Prompt ->
Take the line that contains "Transcribe the text in this document." and each line after it in the material below, and transcribe them exactly, stopping at the end.

Records:
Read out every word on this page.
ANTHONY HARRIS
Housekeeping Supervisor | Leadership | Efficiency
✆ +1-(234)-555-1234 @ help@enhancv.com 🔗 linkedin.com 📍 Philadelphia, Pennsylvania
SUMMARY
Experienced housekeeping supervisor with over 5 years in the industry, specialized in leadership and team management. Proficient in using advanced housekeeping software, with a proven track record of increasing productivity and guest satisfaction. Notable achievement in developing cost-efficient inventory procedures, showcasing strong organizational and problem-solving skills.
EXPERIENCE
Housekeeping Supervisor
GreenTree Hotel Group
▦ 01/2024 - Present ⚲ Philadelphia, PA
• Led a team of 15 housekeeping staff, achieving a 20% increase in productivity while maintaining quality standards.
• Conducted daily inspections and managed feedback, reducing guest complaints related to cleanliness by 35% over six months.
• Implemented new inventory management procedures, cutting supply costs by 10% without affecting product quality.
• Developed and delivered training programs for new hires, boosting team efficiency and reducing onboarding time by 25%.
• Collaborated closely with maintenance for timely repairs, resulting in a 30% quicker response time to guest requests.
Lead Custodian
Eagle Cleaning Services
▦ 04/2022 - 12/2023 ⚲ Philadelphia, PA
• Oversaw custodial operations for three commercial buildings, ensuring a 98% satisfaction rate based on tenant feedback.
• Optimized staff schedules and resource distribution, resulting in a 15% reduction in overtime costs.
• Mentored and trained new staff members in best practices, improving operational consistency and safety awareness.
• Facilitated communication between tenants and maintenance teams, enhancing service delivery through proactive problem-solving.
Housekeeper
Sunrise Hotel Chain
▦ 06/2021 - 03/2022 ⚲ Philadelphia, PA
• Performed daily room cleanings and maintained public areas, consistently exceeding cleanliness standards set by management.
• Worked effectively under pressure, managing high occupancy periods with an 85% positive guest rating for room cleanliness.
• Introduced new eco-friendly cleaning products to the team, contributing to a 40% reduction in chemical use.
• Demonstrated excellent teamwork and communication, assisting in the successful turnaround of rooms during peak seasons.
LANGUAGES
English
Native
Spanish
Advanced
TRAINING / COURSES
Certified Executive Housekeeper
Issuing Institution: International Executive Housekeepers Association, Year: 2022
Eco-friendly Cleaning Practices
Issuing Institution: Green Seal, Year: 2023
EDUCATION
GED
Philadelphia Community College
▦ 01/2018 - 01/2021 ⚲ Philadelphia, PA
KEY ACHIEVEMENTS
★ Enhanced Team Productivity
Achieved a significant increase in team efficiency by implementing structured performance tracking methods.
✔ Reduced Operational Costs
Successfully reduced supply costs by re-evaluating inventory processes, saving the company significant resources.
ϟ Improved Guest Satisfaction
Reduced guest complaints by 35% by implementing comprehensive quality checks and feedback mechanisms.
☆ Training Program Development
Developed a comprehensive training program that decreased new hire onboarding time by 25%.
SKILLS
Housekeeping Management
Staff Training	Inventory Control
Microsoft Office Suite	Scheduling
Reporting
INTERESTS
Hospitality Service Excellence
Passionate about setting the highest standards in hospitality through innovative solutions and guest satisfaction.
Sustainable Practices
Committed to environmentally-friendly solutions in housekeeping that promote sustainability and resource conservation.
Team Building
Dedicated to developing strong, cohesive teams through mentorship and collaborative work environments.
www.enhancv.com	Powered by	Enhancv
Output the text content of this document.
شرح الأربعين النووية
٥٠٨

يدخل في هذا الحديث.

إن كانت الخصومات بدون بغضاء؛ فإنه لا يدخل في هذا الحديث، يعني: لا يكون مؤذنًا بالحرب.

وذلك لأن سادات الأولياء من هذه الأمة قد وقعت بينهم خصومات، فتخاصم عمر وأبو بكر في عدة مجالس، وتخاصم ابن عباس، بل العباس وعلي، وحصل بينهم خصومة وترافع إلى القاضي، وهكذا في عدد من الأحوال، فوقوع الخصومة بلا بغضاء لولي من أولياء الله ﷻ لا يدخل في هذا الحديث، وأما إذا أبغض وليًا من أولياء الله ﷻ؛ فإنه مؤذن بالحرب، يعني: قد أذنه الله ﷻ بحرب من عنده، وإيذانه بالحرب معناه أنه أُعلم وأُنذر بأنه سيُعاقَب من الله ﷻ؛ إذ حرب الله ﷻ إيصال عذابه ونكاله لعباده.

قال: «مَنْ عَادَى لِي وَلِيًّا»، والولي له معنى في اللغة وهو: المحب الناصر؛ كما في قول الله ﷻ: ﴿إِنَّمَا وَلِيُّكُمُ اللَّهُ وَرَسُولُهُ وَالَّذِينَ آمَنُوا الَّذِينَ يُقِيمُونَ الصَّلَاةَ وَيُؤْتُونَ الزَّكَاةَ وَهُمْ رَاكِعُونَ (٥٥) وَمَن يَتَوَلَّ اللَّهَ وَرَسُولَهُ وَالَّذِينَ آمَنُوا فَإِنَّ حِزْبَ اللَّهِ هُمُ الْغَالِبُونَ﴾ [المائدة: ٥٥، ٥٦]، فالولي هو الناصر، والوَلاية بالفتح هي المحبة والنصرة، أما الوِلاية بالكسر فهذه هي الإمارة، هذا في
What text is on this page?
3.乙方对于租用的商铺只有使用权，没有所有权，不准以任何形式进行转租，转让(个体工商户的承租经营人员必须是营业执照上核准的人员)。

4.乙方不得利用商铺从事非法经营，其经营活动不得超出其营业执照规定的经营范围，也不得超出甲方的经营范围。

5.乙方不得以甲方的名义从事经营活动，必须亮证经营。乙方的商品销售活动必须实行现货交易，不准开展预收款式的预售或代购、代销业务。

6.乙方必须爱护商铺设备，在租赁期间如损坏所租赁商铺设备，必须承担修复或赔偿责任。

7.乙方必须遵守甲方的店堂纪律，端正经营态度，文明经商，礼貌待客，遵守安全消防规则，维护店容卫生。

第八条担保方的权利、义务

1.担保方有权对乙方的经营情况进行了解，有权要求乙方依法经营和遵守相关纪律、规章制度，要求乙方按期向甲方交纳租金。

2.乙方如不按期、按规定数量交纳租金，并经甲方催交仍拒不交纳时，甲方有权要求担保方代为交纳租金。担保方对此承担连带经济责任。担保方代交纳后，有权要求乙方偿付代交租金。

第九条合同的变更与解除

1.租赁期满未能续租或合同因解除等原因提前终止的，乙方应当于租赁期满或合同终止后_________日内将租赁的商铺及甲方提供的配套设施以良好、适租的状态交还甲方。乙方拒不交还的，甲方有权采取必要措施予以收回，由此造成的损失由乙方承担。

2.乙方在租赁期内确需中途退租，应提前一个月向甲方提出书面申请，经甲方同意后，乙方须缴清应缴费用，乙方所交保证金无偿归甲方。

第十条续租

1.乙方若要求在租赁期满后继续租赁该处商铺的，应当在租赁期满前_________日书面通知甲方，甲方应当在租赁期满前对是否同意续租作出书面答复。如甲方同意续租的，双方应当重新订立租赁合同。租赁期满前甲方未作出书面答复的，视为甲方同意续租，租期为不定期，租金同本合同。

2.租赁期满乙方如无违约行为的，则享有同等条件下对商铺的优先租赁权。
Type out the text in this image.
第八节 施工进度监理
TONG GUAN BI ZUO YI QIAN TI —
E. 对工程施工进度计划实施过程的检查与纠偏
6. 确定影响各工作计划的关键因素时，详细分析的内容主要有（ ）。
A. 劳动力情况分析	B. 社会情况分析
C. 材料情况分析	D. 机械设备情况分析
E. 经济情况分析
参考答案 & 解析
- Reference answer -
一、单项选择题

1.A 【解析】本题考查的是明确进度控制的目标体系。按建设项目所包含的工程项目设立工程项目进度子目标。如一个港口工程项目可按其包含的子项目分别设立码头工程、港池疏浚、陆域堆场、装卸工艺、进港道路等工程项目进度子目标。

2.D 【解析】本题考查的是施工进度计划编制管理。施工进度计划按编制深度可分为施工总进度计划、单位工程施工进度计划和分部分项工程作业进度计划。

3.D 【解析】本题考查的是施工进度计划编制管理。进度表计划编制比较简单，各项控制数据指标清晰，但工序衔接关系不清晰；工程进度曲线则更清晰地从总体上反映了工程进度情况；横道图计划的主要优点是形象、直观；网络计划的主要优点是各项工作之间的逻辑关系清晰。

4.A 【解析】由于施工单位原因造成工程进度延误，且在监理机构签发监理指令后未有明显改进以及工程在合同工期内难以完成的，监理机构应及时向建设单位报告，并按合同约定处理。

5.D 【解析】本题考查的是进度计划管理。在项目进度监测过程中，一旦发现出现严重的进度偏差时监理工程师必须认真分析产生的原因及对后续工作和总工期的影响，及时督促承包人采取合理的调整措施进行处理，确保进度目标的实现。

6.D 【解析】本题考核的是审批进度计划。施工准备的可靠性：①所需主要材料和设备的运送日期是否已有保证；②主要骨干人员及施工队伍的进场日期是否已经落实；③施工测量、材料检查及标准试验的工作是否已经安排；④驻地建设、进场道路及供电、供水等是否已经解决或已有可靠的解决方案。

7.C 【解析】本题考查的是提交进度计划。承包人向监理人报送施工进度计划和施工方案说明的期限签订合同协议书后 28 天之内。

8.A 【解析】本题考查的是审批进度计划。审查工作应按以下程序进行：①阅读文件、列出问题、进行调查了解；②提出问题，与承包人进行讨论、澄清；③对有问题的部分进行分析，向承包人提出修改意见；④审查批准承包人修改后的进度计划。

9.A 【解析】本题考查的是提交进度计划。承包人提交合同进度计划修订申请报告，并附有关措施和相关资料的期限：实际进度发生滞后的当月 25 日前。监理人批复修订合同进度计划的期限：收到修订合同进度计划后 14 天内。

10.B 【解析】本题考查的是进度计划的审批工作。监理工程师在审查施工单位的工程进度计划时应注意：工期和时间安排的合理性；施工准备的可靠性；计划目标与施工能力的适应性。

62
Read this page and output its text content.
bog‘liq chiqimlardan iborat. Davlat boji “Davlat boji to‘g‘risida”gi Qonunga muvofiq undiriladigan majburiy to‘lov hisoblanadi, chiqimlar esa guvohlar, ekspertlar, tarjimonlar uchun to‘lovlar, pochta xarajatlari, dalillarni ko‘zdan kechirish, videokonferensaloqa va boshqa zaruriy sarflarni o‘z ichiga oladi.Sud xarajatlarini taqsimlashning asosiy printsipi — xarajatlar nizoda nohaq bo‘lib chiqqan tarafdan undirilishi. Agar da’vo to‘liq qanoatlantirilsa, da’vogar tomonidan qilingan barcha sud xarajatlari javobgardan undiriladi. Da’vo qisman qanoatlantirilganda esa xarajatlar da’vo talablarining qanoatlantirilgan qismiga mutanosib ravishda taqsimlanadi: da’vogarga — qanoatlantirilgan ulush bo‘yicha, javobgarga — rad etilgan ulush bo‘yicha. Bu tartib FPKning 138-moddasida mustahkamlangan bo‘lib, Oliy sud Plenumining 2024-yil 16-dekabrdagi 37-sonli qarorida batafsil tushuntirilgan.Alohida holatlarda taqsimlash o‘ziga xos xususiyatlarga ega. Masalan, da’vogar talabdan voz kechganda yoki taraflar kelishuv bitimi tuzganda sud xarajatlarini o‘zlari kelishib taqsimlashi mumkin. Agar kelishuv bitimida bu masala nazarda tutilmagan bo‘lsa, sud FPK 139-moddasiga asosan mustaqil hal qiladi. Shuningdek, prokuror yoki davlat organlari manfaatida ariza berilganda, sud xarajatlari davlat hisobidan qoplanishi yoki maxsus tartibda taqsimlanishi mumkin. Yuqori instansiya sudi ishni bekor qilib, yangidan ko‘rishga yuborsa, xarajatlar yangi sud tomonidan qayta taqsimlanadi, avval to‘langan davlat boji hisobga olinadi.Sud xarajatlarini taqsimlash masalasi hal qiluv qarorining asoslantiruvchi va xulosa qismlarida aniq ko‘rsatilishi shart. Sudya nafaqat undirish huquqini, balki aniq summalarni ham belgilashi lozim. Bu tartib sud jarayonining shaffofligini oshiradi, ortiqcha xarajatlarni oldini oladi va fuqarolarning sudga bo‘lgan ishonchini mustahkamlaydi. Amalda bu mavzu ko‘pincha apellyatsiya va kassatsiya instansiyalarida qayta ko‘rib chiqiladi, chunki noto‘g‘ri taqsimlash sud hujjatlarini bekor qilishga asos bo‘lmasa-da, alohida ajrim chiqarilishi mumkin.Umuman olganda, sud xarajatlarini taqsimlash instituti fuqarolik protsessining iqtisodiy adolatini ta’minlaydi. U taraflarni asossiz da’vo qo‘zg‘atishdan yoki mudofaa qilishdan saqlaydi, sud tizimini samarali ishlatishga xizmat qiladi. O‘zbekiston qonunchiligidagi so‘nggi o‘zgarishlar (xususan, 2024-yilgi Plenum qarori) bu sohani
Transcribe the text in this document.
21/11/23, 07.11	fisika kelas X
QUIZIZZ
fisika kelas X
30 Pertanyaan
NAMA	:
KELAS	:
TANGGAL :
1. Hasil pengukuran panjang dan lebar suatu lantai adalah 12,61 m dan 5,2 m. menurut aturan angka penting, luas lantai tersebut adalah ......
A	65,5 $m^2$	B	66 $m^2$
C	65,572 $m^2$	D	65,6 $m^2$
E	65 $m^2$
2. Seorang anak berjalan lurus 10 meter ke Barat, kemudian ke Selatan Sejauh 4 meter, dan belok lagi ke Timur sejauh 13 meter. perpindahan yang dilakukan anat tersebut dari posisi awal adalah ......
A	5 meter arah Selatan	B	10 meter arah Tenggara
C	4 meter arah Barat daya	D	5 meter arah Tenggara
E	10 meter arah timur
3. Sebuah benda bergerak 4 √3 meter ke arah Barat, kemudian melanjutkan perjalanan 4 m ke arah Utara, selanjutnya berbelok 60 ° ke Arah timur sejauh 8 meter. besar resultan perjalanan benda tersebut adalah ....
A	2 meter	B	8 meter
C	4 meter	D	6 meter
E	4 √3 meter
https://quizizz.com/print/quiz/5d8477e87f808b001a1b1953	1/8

Final answer ->
Transcribe the text in this document.
21/11/23, 07.11	fisika kelas X
QUIZIZZ
fisika kelas X
30 Pertanyaan
NAMA	:
KELAS	:
TANGGAL :
1. Hasil pengukuran panjang dan lebar suatu lantai adalah 12,61 m dan 5,2 m. menurut aturan angka penting, luas lantai tersebut adalah ......
A	65,5 $m^2$	B	66 $m^2$
C	65,572 $m^2$	D	65,6 $m^2$
E	65 $m^2$
2. Seorang anak berjalan lurus 10 meter ke Barat, kemudian ke Selatan Sejauh 4 meter, dan belok lagi ke Timur sejauh 13 meter. perpindahan yang dilakukan anat tersebut dari posisi awal adalah ......
A	5 meter arah Selatan	B	10 meter arah Tenggara
C	4 meter arah Barat daya	D	5 meter arah Tenggara
E	10 meter arah timur
3. Sebuah benda bergerak 4 √3 meter ke arah Barat, kemudian melanjutkan perjalanan 4 m ke arah Utara, selanjutnya berbelok 60 ° ke Arah timur sejauh 8 meter. besar resultan perjalanan benda tersebut adalah ....
A	2 meter	B	8 meter
C	4 meter	D	6 meter
E	4 √3 meter
https://quizizz.com/print/quiz/5d8477e87f808b001a1b1953	1/8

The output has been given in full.